• _Working data_
■ ■ ■ ■ ■ ■ ■
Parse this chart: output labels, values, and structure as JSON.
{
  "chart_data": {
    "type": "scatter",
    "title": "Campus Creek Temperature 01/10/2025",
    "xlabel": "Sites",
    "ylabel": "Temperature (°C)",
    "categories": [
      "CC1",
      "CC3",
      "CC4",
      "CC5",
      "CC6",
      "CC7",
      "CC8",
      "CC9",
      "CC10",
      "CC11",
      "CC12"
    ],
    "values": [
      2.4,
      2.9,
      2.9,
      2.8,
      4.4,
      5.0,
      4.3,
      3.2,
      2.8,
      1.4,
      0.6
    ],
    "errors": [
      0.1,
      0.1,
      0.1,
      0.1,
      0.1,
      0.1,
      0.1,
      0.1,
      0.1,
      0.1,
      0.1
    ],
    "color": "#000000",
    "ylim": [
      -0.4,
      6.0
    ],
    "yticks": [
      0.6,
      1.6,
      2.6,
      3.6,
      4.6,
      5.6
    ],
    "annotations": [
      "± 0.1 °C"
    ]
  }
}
■ ■ ■ ■ ■ ■ ■
• _What the exercise asks_
Return every line above in which the string "Temperature" occurs.

• _Full solution_
    "title": "Campus Creek Temperature 01/10/2025",
    "ylabel": "Temperature (°C)",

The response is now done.